## begin Provided data

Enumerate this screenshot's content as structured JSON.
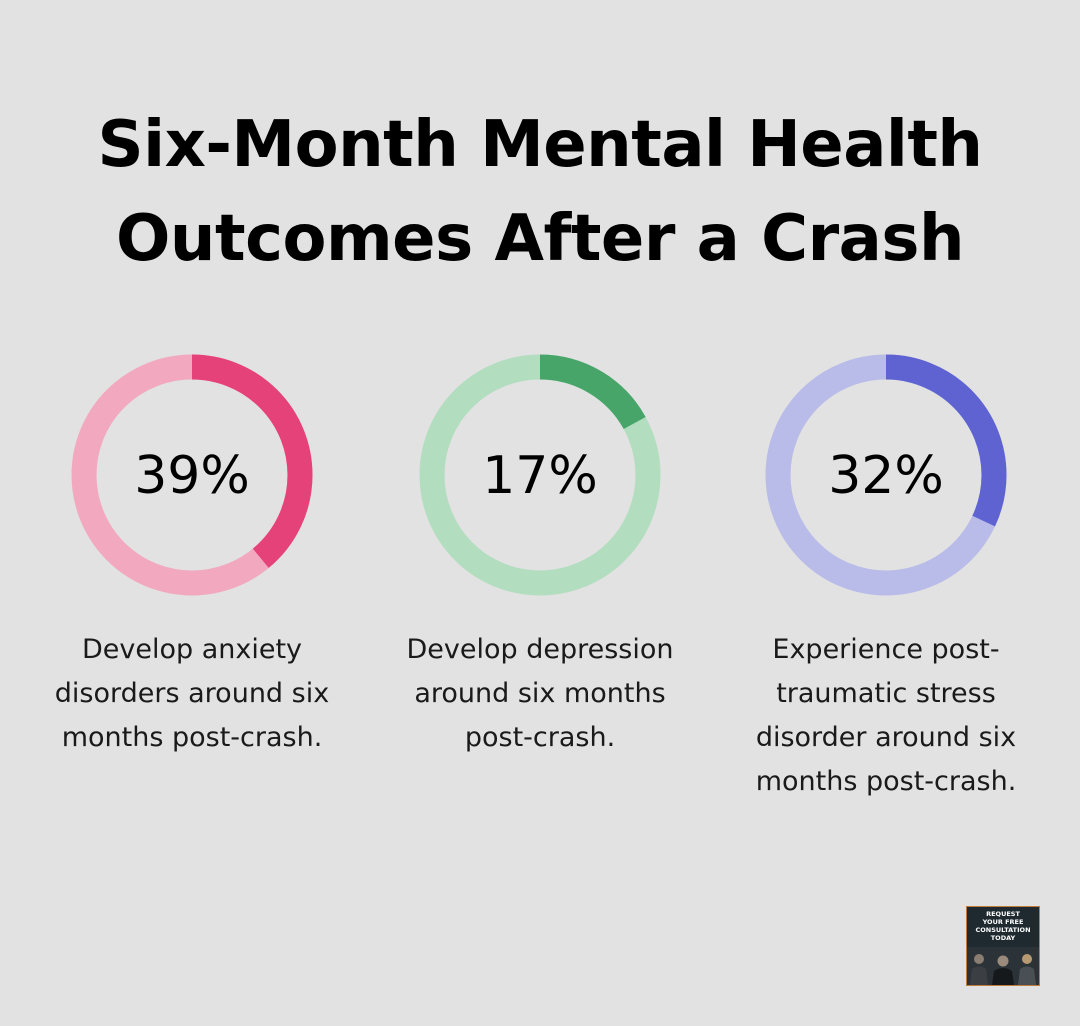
{
  "title": {
    "line1": "Six-Month Mental Health",
    "line2": "Outcomes After a Crash"
  },
  "chart_data": {
    "type": "pie",
    "variant": "donut",
    "title": "Six-Month Mental Health Outcomes After a Crash",
    "items": [
      {
        "value": 39,
        "label": "39%",
        "description": "Develop anxiety disorders around six months post-crash.",
        "desc_lines": [
          "Develop anxiety",
          "disorders around six",
          "months post-crash."
        ],
        "color": "#e5427a",
        "track_color": "#f2a9c0"
      },
      {
        "value": 17,
        "label": "17%",
        "description": "Develop depression around six months post-crash.",
        "desc_lines": [
          "Develop depression",
          "around six months",
          "post-crash."
        ],
        "color": "#48a56a",
        "track_color": "#b2ddbf"
      },
      {
        "value": 32,
        "label": "32%",
        "description": "Experience post-traumatic stress disorder around six months post-crash.",
        "desc_lines": [
          "Experience post-",
          "traumatic stress",
          "disorder around six",
          "months post-crash."
        ],
        "color": "#5f63d2",
        "track_color": "#b9bbe9"
      }
    ]
  },
  "badge": {
    "text": "REQUEST\nYOUR FREE\nCONSULTATION\nTODAY",
    "image": "team-photo-thumbnail"
  }
}
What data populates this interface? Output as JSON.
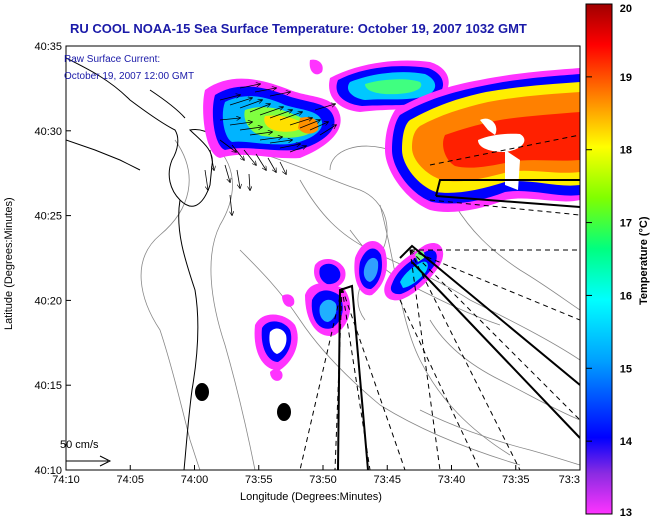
{
  "chart_data": {
    "type": "heatmap",
    "title": "RU COOL  NOAA-15  Sea Surface Temperature:  October 19, 2007 1032 GMT",
    "xlabel": "Longitude (Degrees:Minutes)",
    "ylabel": "Latitude (Degrees:Minutes)",
    "x_ticks": [
      "74:10",
      "74:05",
      "74:00",
      "73:55",
      "73:50",
      "73:45",
      "73:40",
      "73:35",
      "73:3"
    ],
    "y_ticks": [
      "40:35",
      "40:30",
      "40:25",
      "40:20",
      "40:15",
      "40:10"
    ],
    "xlim": [
      "74:10",
      "73:30"
    ],
    "ylim": [
      "40:10",
      "40:35"
    ],
    "annotation_lines": [
      "Raw Surface Current:",
      "October 19, 2007 12:00 GMT"
    ],
    "scale_label": "50 cm/s",
    "colorbar": {
      "label": "Temperature (°C)",
      "min": 13,
      "max": 20,
      "ticks": [
        "20",
        "19",
        "18",
        "17",
        "16",
        "15",
        "14",
        "13"
      ]
    },
    "patches": [
      {
        "region": "north-west",
        "lon": [
          -74.01,
          -73.88
        ],
        "lat": [
          40.47,
          40.54
        ],
        "temp_range": [
          13,
          18
        ]
      },
      {
        "region": "north",
        "lon": [
          -73.88,
          -73.72
        ],
        "lat": [
          40.5,
          40.57
        ],
        "temp_range": [
          13,
          16
        ]
      },
      {
        "region": "north-east",
        "lon": [
          -73.72,
          -73.5
        ],
        "lat": [
          40.43,
          40.57
        ],
        "temp_range": [
          14,
          19
        ]
      },
      {
        "region": "south-west",
        "lon": [
          -73.97,
          -73.83
        ],
        "lat": [
          40.23,
          40.33
        ],
        "temp_range": [
          13,
          15
        ]
      },
      {
        "region": "south-central",
        "lon": [
          -73.81,
          -73.76
        ],
        "lat": [
          40.33,
          40.39
        ],
        "temp_range": [
          13,
          15
        ]
      },
      {
        "region": "south-east",
        "lon": [
          -73.76,
          -73.68
        ],
        "lat": [
          40.33,
          40.39
        ],
        "temp_range": [
          13,
          15
        ]
      }
    ],
    "vectors": "surface current arrows (~50 cm/s scale) concentrated near 40:28–40:33 N, 73:52–74:00 W"
  }
}
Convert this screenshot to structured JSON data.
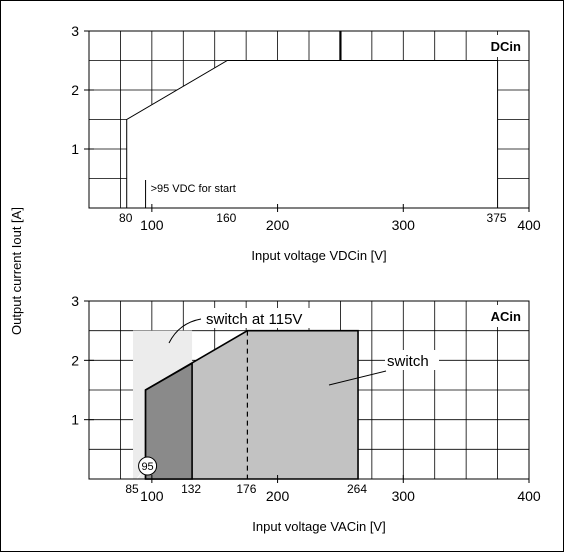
{
  "ylabel": "Output current Iout [A]",
  "chart_data": [
    {
      "type": "area",
      "title_tag": "DCin",
      "xlabel": "Input voltage VDCin [V]",
      "xlim": [
        50,
        400
      ],
      "ylim": [
        0,
        3
      ],
      "x_ticks": [
        100,
        200,
        300,
        400
      ],
      "y_ticks": [
        1,
        2,
        3
      ],
      "grid": true,
      "series": [
        {
          "x": [
            80,
            80,
            160,
            375,
            375
          ],
          "y": [
            0,
            1.5,
            2.5,
            2.5,
            0
          ]
        }
      ],
      "markers": [
        {
          "x": 80,
          "label": "80"
        },
        {
          "x": 160,
          "label": "160"
        },
        {
          "x": 375,
          "label": "375"
        }
      ],
      "annotations": [
        {
          "x": 95,
          "text": ">95 VDC for start"
        }
      ],
      "fill": "#ffffff"
    },
    {
      "type": "area",
      "title_tag": "ACin",
      "xlabel": "Input voltage VACin [V]",
      "xlim": [
        50,
        400
      ],
      "ylim": [
        0,
        3
      ],
      "x_ticks": [
        100,
        200,
        300,
        400
      ],
      "y_ticks": [
        1,
        2,
        3
      ],
      "grid": true,
      "regions": [
        {
          "name": "switch at 115V",
          "x": [
            85,
            85,
            132,
            132
          ],
          "y": [
            0,
            2.5,
            2.5,
            0
          ],
          "color": "#ececec"
        },
        {
          "name": "switch",
          "x": [
            95,
            95,
            176,
            264,
            264
          ],
          "y": [
            0,
            1.5,
            2.5,
            2.5,
            0
          ],
          "color": "#c2c2c2"
        },
        {
          "name": "",
          "x": [
            95,
            95,
            132,
            132
          ],
          "y": [
            0,
            1.5,
            1.95,
            0
          ],
          "color": "#8a8a8a"
        }
      ],
      "markers": [
        {
          "x": 85,
          "label": "85"
        },
        {
          "x": 132,
          "label": "132"
        },
        {
          "x": 176,
          "label": "176"
        },
        {
          "x": 264,
          "label": "264"
        }
      ],
      "circle_label": {
        "x": 95,
        "text": "95"
      },
      "callouts": [
        "switch at 115V",
        "switch"
      ]
    }
  ]
}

## end Provided data

Except for the pictures, copy the material above exactly.

**Response to this task**
Enumerate this screenshot's content as structured JSON.
{
  "title": {
    "line1": "Six-Month Mental Health",
    "line2": "Outcomes After a Crash"
  },
  "chart_data": {
    "type": "pie",
    "variant": "donut",
    "title": "Six-Month Mental Health Outcomes After a Crash",
    "items": [
      {
        "value": 39,
        "label": "39%",
        "description": "Develop anxiety disorders around six months post-crash.",
        "desc_lines": [
          "Develop anxiety",
          "disorders around six",
          "months post-crash."
        ],
        "color": "#e5427a",
        "track_color": "#f2a9c0"
      },
      {
        "value": 17,
        "label": "17%",
        "description": "Develop depression around six months post-crash.",
        "desc_lines": [
          "Develop depression",
          "around six months",
          "post-crash."
        ],
        "color": "#48a56a",
        "track_color": "#b2ddbf"
      },
      {
        "value": 32,
        "label": "32%",
        "description": "Experience post-traumatic stress disorder around six months post-crash.",
        "desc_lines": [
          "Experience post-",
          "traumatic stress",
          "disorder around six",
          "months post-crash."
        ],
        "color": "#5f63d2",
        "track_color": "#b9bbe9"
      }
    ]
  },
  "badge": {
    "text": "REQUEST\nYOUR FREE\nCONSULTATION\nTODAY",
    "image": "team-photo-thumbnail"
  }
}
What data populates this interface? Output as JSON.
{
  "chart_data": {
    "type": "heatmap",
    "title": "RU COOL  NOAA-15  Sea Surface Temperature:  October 19, 2007 1032 GMT",
    "xlabel": "Longitude (Degrees:Minutes)",
    "ylabel": "Latitude (Degrees:Minutes)",
    "x_ticks": [
      "74:10",
      "74:05",
      "74:00",
      "73:55",
      "73:50",
      "73:45",
      "73:40",
      "73:35",
      "73:3"
    ],
    "y_ticks": [
      "40:35",
      "40:30",
      "40:25",
      "40:20",
      "40:15",
      "40:10"
    ],
    "xlim": [
      "74:10",
      "73:30"
    ],
    "ylim": [
      "40:10",
      "40:35"
    ],
    "annotation_lines": [
      "Raw Surface Current:",
      "October 19, 2007 12:00 GMT"
    ],
    "scale_label": "50 cm/s",
    "colorbar": {
      "label": "Temperature (°C)",
      "min": 13,
      "max": 20,
      "ticks": [
        "20",
        "19",
        "18",
        "17",
        "16",
        "15",
        "14",
        "13"
      ]
    },
    "patches": [
      {
        "region": "north-west",
        "lon": [
          -74.01,
          -73.88
        ],
        "lat": [
          40.47,
          40.54
        ],
        "temp_range": [
          13,
          18
        ]
      },
      {
        "region": "north",
        "lon": [
          -73.88,
          -73.72
        ],
        "lat": [
          40.5,
          40.57
        ],
        "temp_range": [
          13,
          16
        ]
      },
      {
        "region": "north-east",
        "lon": [
          -73.72,
          -73.5
        ],
        "lat": [
          40.43,
          40.57
        ],
        "temp_range": [
          14,
          19
        ]
      },
      {
        "region": "south-west",
        "lon": [
          -73.97,
          -73.83
        ],
        "lat": [
          40.23,
          40.33
        ],
        "temp_range": [
          13,
          15
        ]
      },
      {
        "region": "south-central",
        "lon": [
          -73.81,
          -73.76
        ],
        "lat": [
          40.33,
          40.39
        ],
        "temp_range": [
          13,
          15
        ]
      },
      {
        "region": "south-east",
        "lon": [
          -73.76,
          -73.68
        ],
        "lat": [
          40.33,
          40.39
        ],
        "temp_range": [
          13,
          15
        ]
      }
    ],
    "vectors": "surface current arrows (~50 cm/s scale) concentrated near 40:28–40:33 N, 73:52–74:00 W"
  }
}
Convert this screenshot to structured JSON data.
{
  "ylabel": "Output current Iout [A]",
  "chart_data": [
    {
      "type": "area",
      "title_tag": "DCin",
      "xlabel": "Input voltage VDCin [V]",
      "xlim": [
        50,
        400
      ],
      "ylim": [
        0,
        3
      ],
      "x_ticks": [
        100,
        200,
        300,
        400
      ],
      "y_ticks": [
        1,
        2,
        3
      ],
      "grid": true,
      "series": [
        {
          "x": [
            80,
            80,
            160,
            375,
            375
          ],
          "y": [
            0,
            1.5,
            2.5,
            2.5,
            0
          ]
        }
      ],
      "markers": [
        {
          "x": 80,
          "label": "80"
        },
        {
          "x": 160,
          "label": "160"
        },
        {
          "x": 375,
          "label": "375"
        }
      ],
      "annotations": [
        {
          "x": 95,
          "text": ">95 VDC for start"
        }
      ],
      "fill": "#ffffff"
    },
    {
      "type": "area",
      "title_tag": "ACin",
      "xlabel": "Input voltage VACin [V]",
      "xlim": [
        50,
        400
      ],
      "ylim": [
        0,
        3
      ],
      "x_ticks": [
        100,
        200,
        300,
        400
      ],
      "y_ticks": [
        1,
        2,
        3
      ],
      "grid": true,
      "regions": [
        {
          "name": "switch at 115V",
          "x": [
            85,
            85,
            132,
            132
          ],
          "y": [
            0,
            2.5,
            2.5,
            0
          ],
          "color": "#ececec"
        },
        {
          "name": "switch",
          "x": [
            95,
            95,
            176,
            264,
            264
          ],
          "y": [
            0,
            1.5,
            2.5,
            2.5,
            0
          ],
          "color": "#c2c2c2"
        },
        {
          "name": "",
          "x": [
            95,
            95,
            132,
            132
          ],
          "y": [
            0,
            1.5,
            1.95,
            0
          ],
          "color": "#8a8a8a"
        }
      ],
      "markers": [
        {
          "x": 85,
          "label": "85"
        },
        {
          "x": 132,
          "label": "132"
        },
        {
          "x": 176,
          "label": "176"
        },
        {
          "x": 264,
          "label": "264"
        }
      ],
      "circle_label": {
        "x": 95,
        "text": "95"
      },
      "callouts": [
        "switch at 115V",
        "switch"
      ]
    }
  ]
}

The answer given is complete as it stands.